STATED EXERCISE
Rewrite the lines from the one containing "Decompose this screenshot" through the one containing "- bullet-text: Det er forskjell i antall timer", replacing "page-title" with "heading" and leaving everything else unchanged. Omit the pictures from your answer.

EXTRACTED INFORMATION

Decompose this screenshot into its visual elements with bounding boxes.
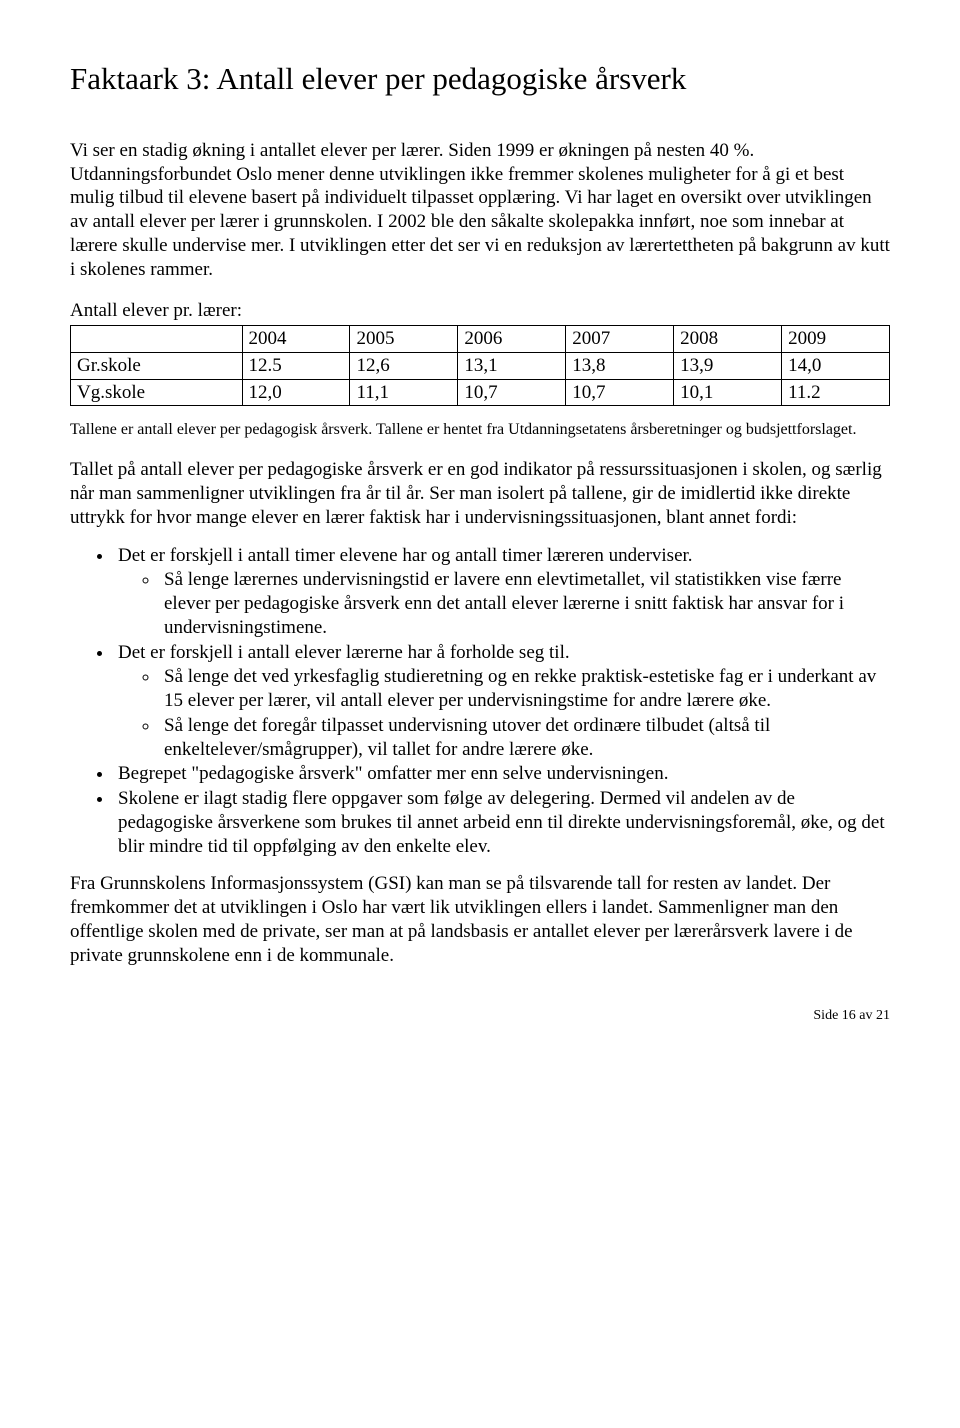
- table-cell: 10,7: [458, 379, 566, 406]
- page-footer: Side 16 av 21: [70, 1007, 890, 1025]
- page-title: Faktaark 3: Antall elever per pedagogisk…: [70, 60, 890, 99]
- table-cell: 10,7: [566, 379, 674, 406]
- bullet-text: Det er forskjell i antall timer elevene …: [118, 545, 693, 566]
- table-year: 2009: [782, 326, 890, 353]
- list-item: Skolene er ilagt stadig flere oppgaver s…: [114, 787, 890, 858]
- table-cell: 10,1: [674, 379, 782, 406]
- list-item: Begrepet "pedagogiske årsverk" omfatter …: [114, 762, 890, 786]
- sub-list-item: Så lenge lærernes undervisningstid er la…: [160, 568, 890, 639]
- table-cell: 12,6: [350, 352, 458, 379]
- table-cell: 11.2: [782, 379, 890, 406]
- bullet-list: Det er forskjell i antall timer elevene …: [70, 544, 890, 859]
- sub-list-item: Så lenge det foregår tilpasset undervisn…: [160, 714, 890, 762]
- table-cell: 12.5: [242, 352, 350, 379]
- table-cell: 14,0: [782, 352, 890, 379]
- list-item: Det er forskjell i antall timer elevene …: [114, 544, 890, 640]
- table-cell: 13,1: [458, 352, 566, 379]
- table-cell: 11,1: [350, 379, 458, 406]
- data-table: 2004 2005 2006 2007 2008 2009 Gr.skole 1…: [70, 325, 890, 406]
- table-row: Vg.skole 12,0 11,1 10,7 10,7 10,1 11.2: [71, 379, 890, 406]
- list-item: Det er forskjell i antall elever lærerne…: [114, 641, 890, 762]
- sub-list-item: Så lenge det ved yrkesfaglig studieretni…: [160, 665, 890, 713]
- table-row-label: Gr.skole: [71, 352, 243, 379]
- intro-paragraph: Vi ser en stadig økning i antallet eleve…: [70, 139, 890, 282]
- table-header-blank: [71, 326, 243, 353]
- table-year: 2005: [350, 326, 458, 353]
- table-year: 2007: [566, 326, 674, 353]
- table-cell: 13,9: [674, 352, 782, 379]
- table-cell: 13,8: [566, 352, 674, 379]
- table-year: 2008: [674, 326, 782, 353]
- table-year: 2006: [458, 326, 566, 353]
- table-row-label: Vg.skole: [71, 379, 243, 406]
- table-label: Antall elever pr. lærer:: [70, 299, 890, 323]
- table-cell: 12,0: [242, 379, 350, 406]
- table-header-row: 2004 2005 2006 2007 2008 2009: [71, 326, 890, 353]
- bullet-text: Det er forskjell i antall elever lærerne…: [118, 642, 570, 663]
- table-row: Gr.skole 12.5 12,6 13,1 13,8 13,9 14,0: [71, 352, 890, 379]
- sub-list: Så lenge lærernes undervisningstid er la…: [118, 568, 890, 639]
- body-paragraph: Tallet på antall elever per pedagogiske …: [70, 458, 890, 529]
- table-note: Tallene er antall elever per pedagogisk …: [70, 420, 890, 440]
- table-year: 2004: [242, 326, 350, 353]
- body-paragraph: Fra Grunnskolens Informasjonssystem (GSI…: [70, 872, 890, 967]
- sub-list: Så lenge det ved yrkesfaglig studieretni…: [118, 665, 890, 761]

---

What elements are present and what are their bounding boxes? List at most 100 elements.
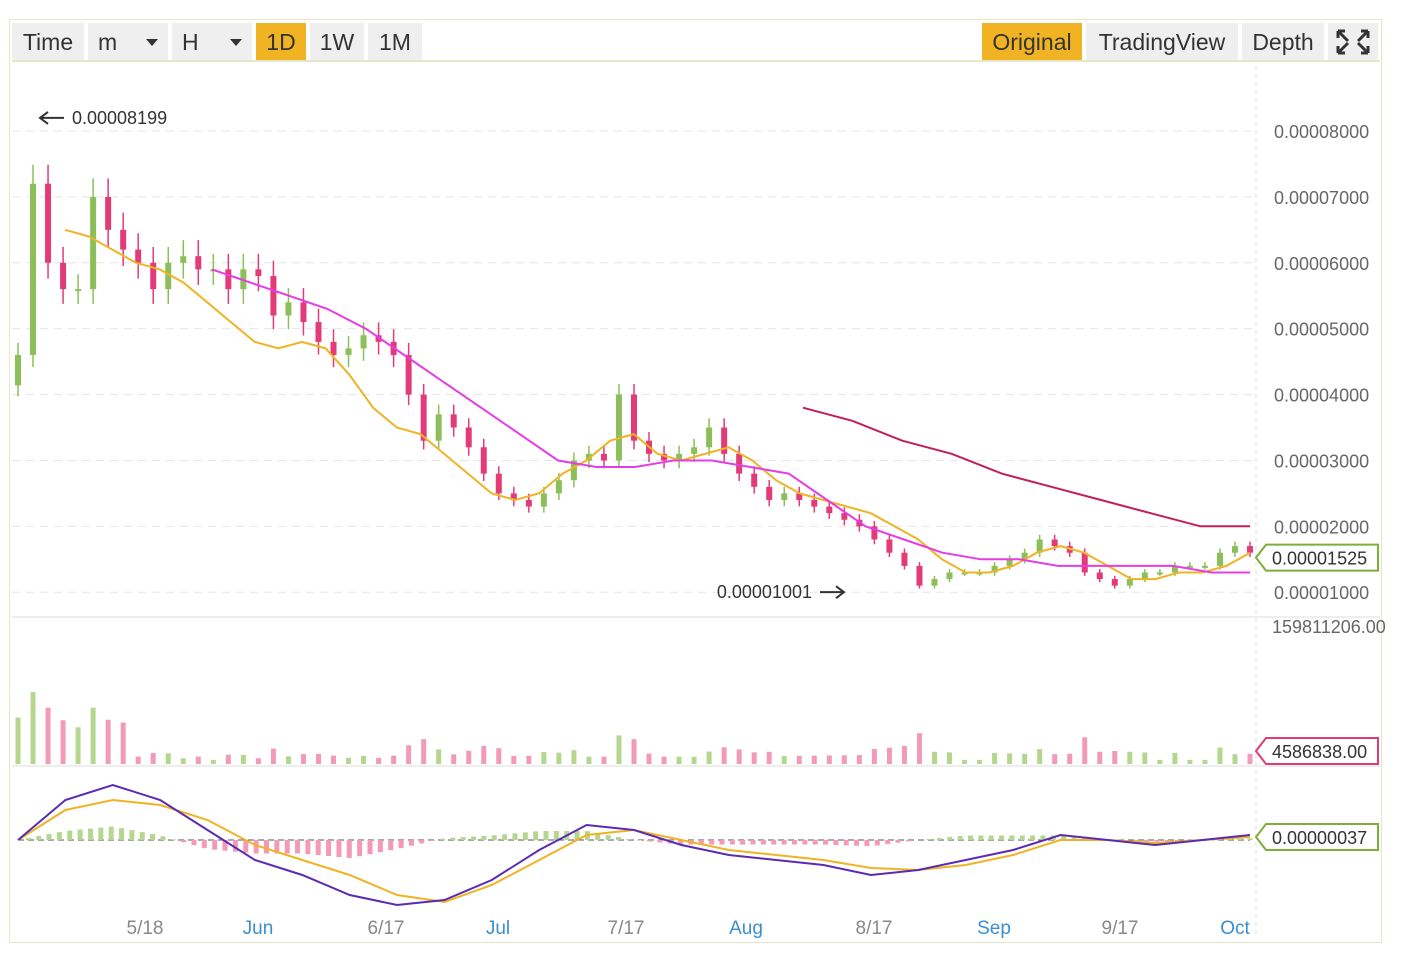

TASK RESULT
Decompose this screenshot into its visual elements with bounding boxes.
- table-cell: 10,7: [458, 379, 566, 406]
- page-footer: Side 16 av 21: [70, 1007, 890, 1025]
- heading: Faktaark 3: Antall elever per pedagogisk…: [70, 60, 890, 99]
- table-cell: 10,7: [566, 379, 674, 406]
- bullet-text: Det er forskjell i antall timer elevene …: [118, 545, 693, 566]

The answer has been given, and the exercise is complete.